▶ _SELECTED EXTRACT_
Cutie,my only cockatiel is 1 year 4 months old. I got him when he was only 5 months old.. i work for 10 hrs (10 am-8pm) 5 days a week.cutie knows about the routine...he has transformed that time to his sleep time.. after completing his shower and playing outside..at terrace.. i let him dry his wings and feed him his food..then i cover one side of the cage in my bedroom.Cutie goes under the cover..lifts one of his leg and starts grinding his beak and falls asleep..

When i return..i have to wake him up almost daily.. except some days..where he would chirp once i open my door to make sure if i am opening the door or not

so as per my opininon it depends on the bird how it gets used to the situation..

I am sure others will give their ideas
I live in Rented place so owner won't allow another bird. Its better to give your birdie another buddy if you really think its bored.

▶ _LISTING_
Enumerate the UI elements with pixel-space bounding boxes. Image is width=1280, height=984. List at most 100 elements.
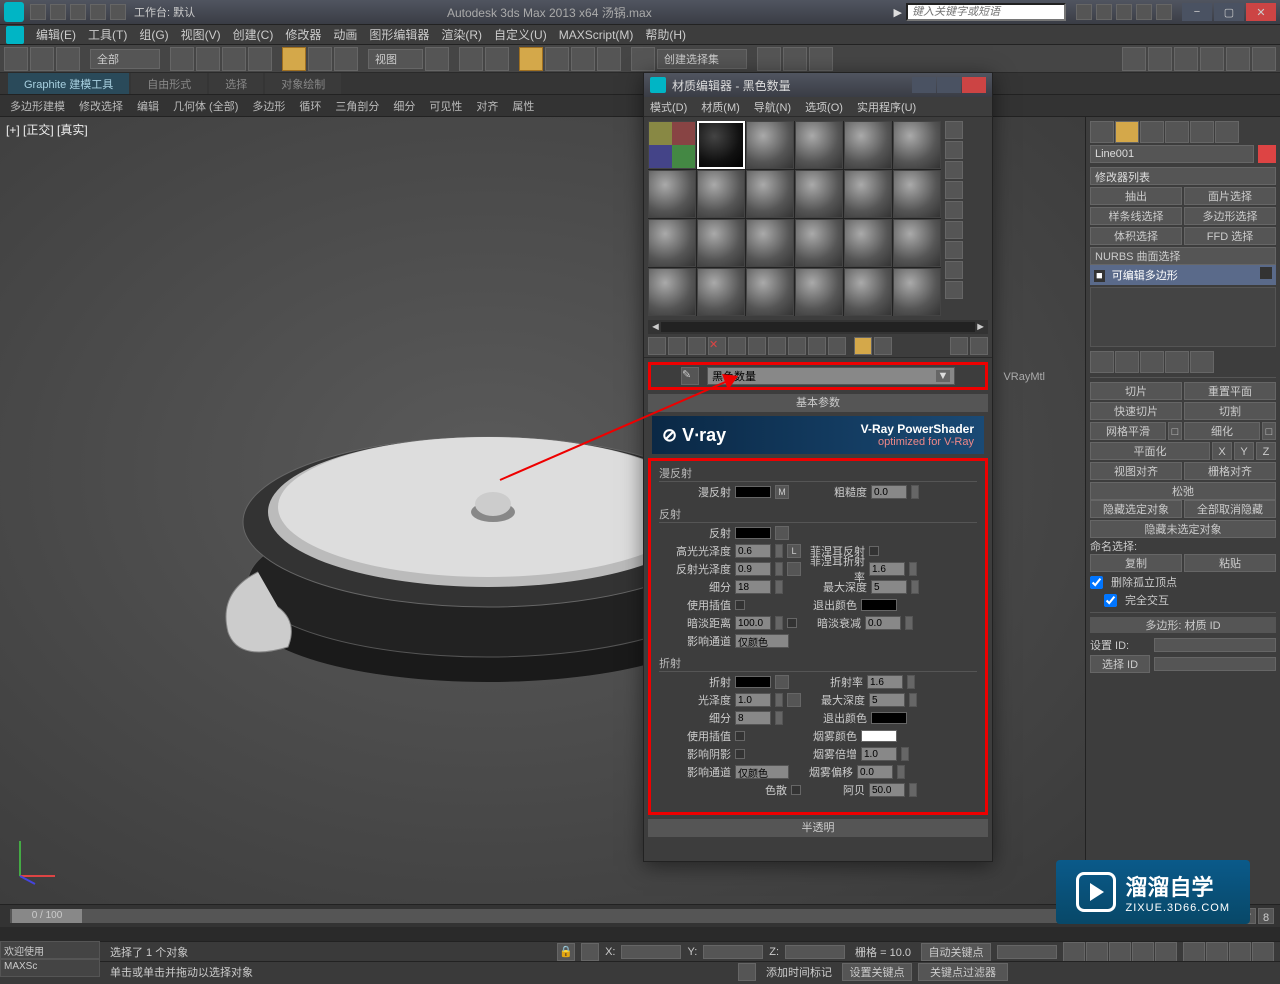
btn-hidesel[interactable]: 隐藏选定对象 — [1090, 500, 1182, 518]
mat-slot[interactable] — [746, 268, 794, 316]
object-color-swatch[interactable] — [1258, 145, 1276, 163]
search-input[interactable] — [906, 3, 1066, 21]
refl-subdiv-spinner[interactable]: 18 — [735, 580, 771, 594]
mat-slot[interactable] — [648, 268, 696, 316]
pick-from-obj-icon[interactable]: ✎ — [681, 367, 699, 385]
spinner-arrows[interactable] — [911, 485, 919, 499]
get-mat-icon[interactable] — [648, 337, 666, 355]
show-map-icon[interactable] — [808, 337, 826, 355]
roughness-spinner[interactable]: 0.0 — [871, 485, 907, 499]
refr-subdiv-spinner[interactable]: 8 — [735, 711, 771, 725]
menu-edit[interactable]: 编辑(E) — [36, 26, 76, 43]
menu-grapheditors[interactable]: 图形编辑器 — [369, 26, 429, 43]
material-name-dropdown[interactable]: 黑色数量▼ — [707, 367, 955, 385]
mat-slot[interactable] — [697, 170, 745, 218]
mat-slot[interactable] — [893, 268, 941, 316]
mat-map-browser-icon[interactable] — [970, 337, 988, 355]
keymode-dropdown[interactable] — [997, 945, 1057, 959]
cmd-tab-display[interactable] — [1190, 121, 1214, 143]
x-field[interactable] — [621, 945, 681, 959]
recent-icon[interactable] — [1076, 4, 1092, 20]
stack-remove-icon[interactable] — [1165, 351, 1189, 373]
refr-interp-check[interactable] — [735, 731, 745, 741]
maximize-button[interactable]: ▢ — [1214, 3, 1244, 21]
bind-icon[interactable] — [56, 47, 80, 71]
mat-menu-mode[interactable]: 模式(D) — [650, 99, 687, 115]
reflect-swatch[interactable] — [735, 527, 771, 539]
refl-exit-swatch[interactable] — [861, 599, 897, 611]
keyfilter-button[interactable]: 关键点过滤器 — [918, 963, 1008, 981]
ribbon-tab-selection[interactable]: 选择 — [209, 73, 263, 94]
mat-slot[interactable] — [795, 219, 843, 267]
btn-tess[interactable]: 细化 — [1184, 422, 1260, 440]
pick-mat-icon[interactable] — [950, 337, 968, 355]
nav-orbit-icon[interactable] — [1229, 942, 1251, 962]
mat-slot[interactable] — [893, 219, 941, 267]
mat-menu-material[interactable]: 材质(M) — [701, 99, 740, 115]
mat-slot[interactable] — [746, 170, 794, 218]
select-region-icon[interactable] — [222, 47, 246, 71]
add-time-label[interactable]: 添加时间标记 — [762, 964, 836, 980]
btn-slice[interactable]: 切片 — [1090, 382, 1182, 400]
mat-slot[interactable] — [844, 219, 892, 267]
cmd-tab-util[interactable] — [1215, 121, 1239, 143]
rib-edit[interactable]: 编辑 — [131, 96, 165, 116]
put-mat-icon[interactable] — [668, 337, 686, 355]
btn-y[interactable]: Y — [1234, 442, 1254, 460]
menu-create[interactable]: 创建(C) — [233, 26, 274, 43]
btn-relax[interactable]: 松弛 — [1090, 482, 1276, 500]
render-frame-icon[interactable] — [1226, 47, 1250, 71]
time-slider[interactable]: 0 / 100 — [10, 909, 1122, 923]
stack-item-editpoly[interactable]: ■ 可编辑多边形 — [1090, 265, 1276, 285]
spinner-snap-icon[interactable] — [597, 47, 621, 71]
maxscript-mini[interactable]: MAXSc — [0, 959, 100, 977]
redo-icon[interactable] — [110, 4, 126, 20]
make-preview-icon[interactable] — [945, 221, 963, 239]
chk-fullint[interactable] — [1104, 594, 1117, 607]
rib-tri[interactable]: 三角剖分 — [329, 96, 385, 116]
mat-slot[interactable] — [746, 121, 794, 169]
background-icon[interactable] — [945, 161, 963, 179]
cmd-tab-hierarchy[interactable] — [1140, 121, 1164, 143]
mat-slot-2[interactable] — [697, 121, 745, 169]
save-icon[interactable] — [70, 4, 86, 20]
mat-maximize-button[interactable] — [937, 77, 961, 93]
mat-slot[interactable] — [795, 170, 843, 218]
rollout-translucency[interactable]: 半透明 — [649, 820, 987, 836]
y-field[interactable] — [703, 945, 763, 959]
refl-maxdepth-spinner[interactable]: 5 — [871, 580, 907, 594]
mat-slot[interactable] — [844, 121, 892, 169]
link-icon[interactable] — [4, 47, 28, 71]
btn-polysel[interactable]: 多边形选择 — [1184, 207, 1276, 225]
btn-paste[interactable]: 粘贴 — [1184, 554, 1276, 572]
rib-polymodel[interactable]: 多边形建模 — [4, 96, 71, 116]
select-icon[interactable] — [170, 47, 194, 71]
btn-selid[interactable]: 选择 ID — [1090, 655, 1150, 673]
cmd-tab-modify[interactable] — [1115, 121, 1139, 143]
matid-icon[interactable] — [788, 337, 806, 355]
pivot-icon[interactable] — [425, 47, 449, 71]
fog-mult-spinner[interactable]: 1.0 — [861, 747, 897, 761]
assign-mat-icon[interactable] — [688, 337, 706, 355]
stack-config-icon[interactable] — [1190, 351, 1214, 373]
chk-deliso[interactable] — [1090, 576, 1103, 589]
rollout-polymatid[interactable]: 多边形: 材质 ID — [1090, 617, 1276, 633]
cmd-tab-create[interactable] — [1090, 121, 1114, 143]
menu-help[interactable]: 帮助(H) — [645, 26, 686, 43]
mat-map-nav-icon[interactable] — [945, 281, 963, 299]
btn-z[interactable]: Z — [1256, 442, 1276, 460]
next-frame-icon[interactable] — [1132, 942, 1154, 962]
workspace-label[interactable]: 工作台: 默认 — [134, 4, 195, 20]
z-field[interactable] — [785, 945, 845, 959]
time-tag-icon[interactable] — [738, 963, 756, 981]
mat-slot[interactable] — [893, 170, 941, 218]
mat-slot[interactable] — [697, 268, 745, 316]
refl-affect-dropdown[interactable]: 仅颜色 — [735, 634, 789, 648]
btn-msmooth[interactable]: 网格平滑 — [1090, 422, 1166, 440]
move-icon[interactable] — [282, 47, 306, 71]
make-unique-icon[interactable] — [748, 337, 766, 355]
play-icon[interactable] — [1109, 942, 1131, 962]
lock-l-btn[interactable]: L — [787, 544, 801, 558]
options-icon[interactable] — [945, 241, 963, 259]
render-setup-icon[interactable] — [1200, 47, 1224, 71]
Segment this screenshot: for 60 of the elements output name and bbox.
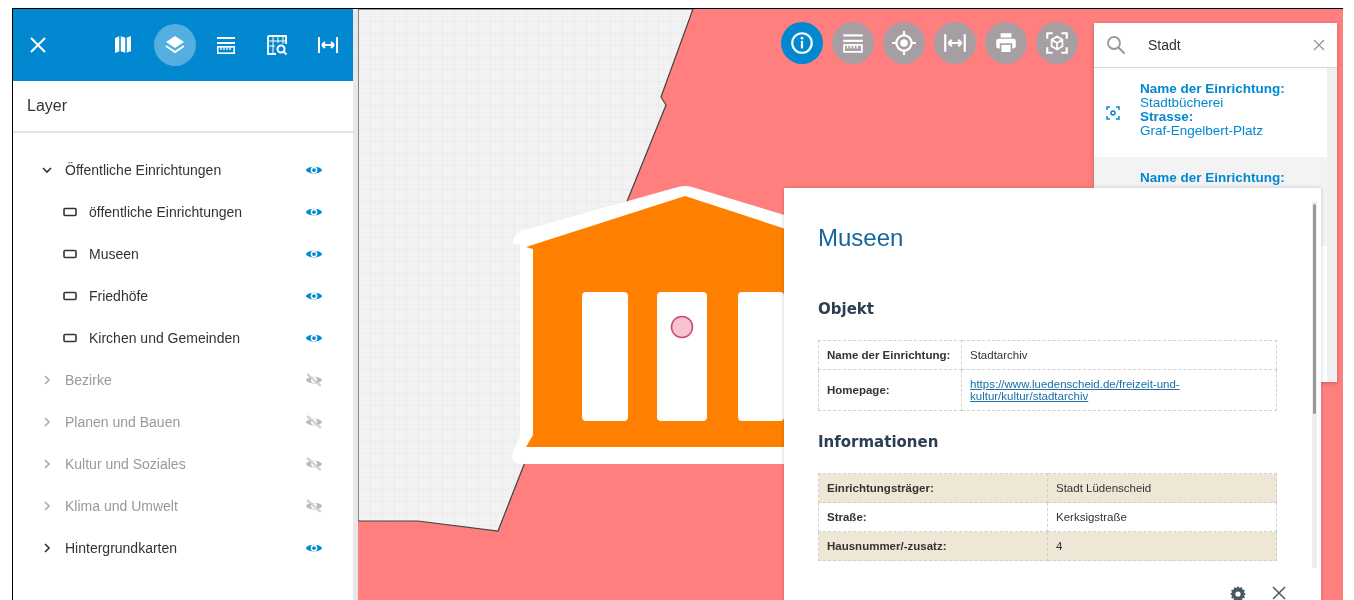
layer-label[interactable]: Öffentliche Einrichtungen [65,162,305,178]
result-label: Name der Einrichtung: [1140,82,1285,96]
eye-icon[interactable] [305,332,323,344]
layer-label[interactable]: Hintergrundkarten [65,540,305,556]
search-result[interactable]: Name der Einrichtung: Stadtbücherei Strasse: Graf-Engelbert-Platz [1094,68,1327,157]
info-icon[interactable] [789,30,815,56]
rectangle-icon [63,333,77,343]
section-heading: Informationen [818,433,940,451]
search-field[interactable]: Stadt [1094,23,1337,68]
layer-label[interactable]: Kirchen und Gemeinden [89,330,305,346]
crosshair-icon[interactable] [891,30,917,56]
attribute-value: 4 [1047,531,1277,561]
ruler-button[interactable] [832,22,874,64]
attribute-label: Straße: [818,502,1048,532]
attribute-value: Kerksigstraße [1047,502,1277,532]
eye-icon[interactable] [305,542,323,554]
search-icon [1106,35,1126,55]
layers-button[interactable] [154,24,196,66]
panel-title: Layer [13,81,353,133]
close-icon[interactable] [1272,586,1286,600]
settings-icon[interactable] [1230,586,1246,600]
result-label: Name der Einrichtung: [1140,171,1285,185]
result-label: Strasse: [1140,110,1195,124]
attribute-value: Stadtarchiv [961,340,1277,370]
scrollbar[interactable] [1312,202,1317,568]
eye-icon[interactable] [305,206,323,218]
cube-icon[interactable] [1044,30,1070,56]
layer-label[interactable]: Friedhöfe [89,288,305,304]
info-button[interactable] [781,22,823,64]
section-heading: Objekt [818,300,875,318]
rectangle-icon [63,207,77,217]
attribute-value: Stadt Lüdenscheid [1047,473,1277,503]
chevron-right-icon[interactable] [41,542,53,554]
hidden-eye-icon[interactable] [305,373,323,387]
clear-icon[interactable] [1313,39,1325,51]
chevron-down-icon[interactable] [41,164,53,176]
eye-icon[interactable] [305,164,323,176]
hidden-eye-icon[interactable] [305,499,323,513]
eye-icon[interactable] [305,290,323,302]
location-dot-icon [670,315,694,339]
result-value: Graf-Engelbert-Platz [1140,124,1265,138]
width-measure-button[interactable] [934,22,976,64]
hidden-eye-icon[interactable] [305,415,323,429]
crosshair-button[interactable] [883,22,925,64]
grid-search-icon[interactable] [265,33,289,57]
eye-icon[interactable] [305,248,323,260]
attribute-label: Homepage: [818,369,962,411]
popup-title: Museen [818,224,905,252]
attribute-label: Hausnummer/-zusatz: [818,531,1048,561]
rectangle-icon [63,291,77,301]
rectangle-icon [63,249,77,259]
hidden-eye-icon[interactable] [305,457,323,471]
layer-label[interactable]: öffentliche Einrichtungen [89,204,305,220]
attribute-label: Einrichtungsträger: [818,473,1048,503]
attribute-label: Name der Einrichtung: [818,340,962,370]
layer-label[interactable]: Museen [89,246,305,262]
printer-button[interactable] [985,22,1027,64]
cube-button[interactable] [1036,22,1078,64]
result-value: Stadtbücherei [1140,96,1224,110]
zoom-to-icon[interactable] [1106,105,1120,120]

▶ _WORK TO DO_
A) Please reproduce the lines of the records starting at the line containing "Öffentliche Einrichtungen [65,162,305,178]" and ending at the line containing "ruler-button[interactable] [832,22,874,64]", with both of those lines included.
B) Pick up the forum post about the cockatiel Cutie and continue it from its last sentence.
The records are unrelated to the text.

▶ _ANSWER LIST_
A)
layer-label[interactable]: Öffentliche Einrichtungen [65,162,305,178]
result-label: Name der Einrichtung: [1140,82,1285,96]
eye-icon[interactable] [305,332,323,344]
layer-label[interactable]: Hintergrundkarten [65,540,305,556]
search-result[interactable]: Name der Einrichtung: Stadtbücherei Strasse: Graf-Engelbert-Platz [1094,68,1327,157]
info-icon[interactable] [789,30,815,56]
rectangle-icon [63,333,77,343]
section-heading: Informationen [818,433,940,451]
search-field[interactable]: Stadt [1094,23,1337,68]
layer-label[interactable]: Kirchen und Gemeinden [89,330,305,346]
crosshair-icon[interactable] [891,30,917,56]
attribute-value: 4 [1047,531,1277,561]
ruler-button[interactable] [832,22,874,64]

B)
----------



## roxy culver (May 27, 2010)

> Having another bird just in the room is a huge step up from the tv or radio.


I agree but not everyone has the ability to get two birds at the same time. Or the space. Quarantine is very important and if you can't properly quarantine, then you would be putting your current bird in jeopardy. As I said, letting the first bird get used to the routine is a step in the right direction. Deciding to get a second bird is a very big step and not one that should be made just for the bird.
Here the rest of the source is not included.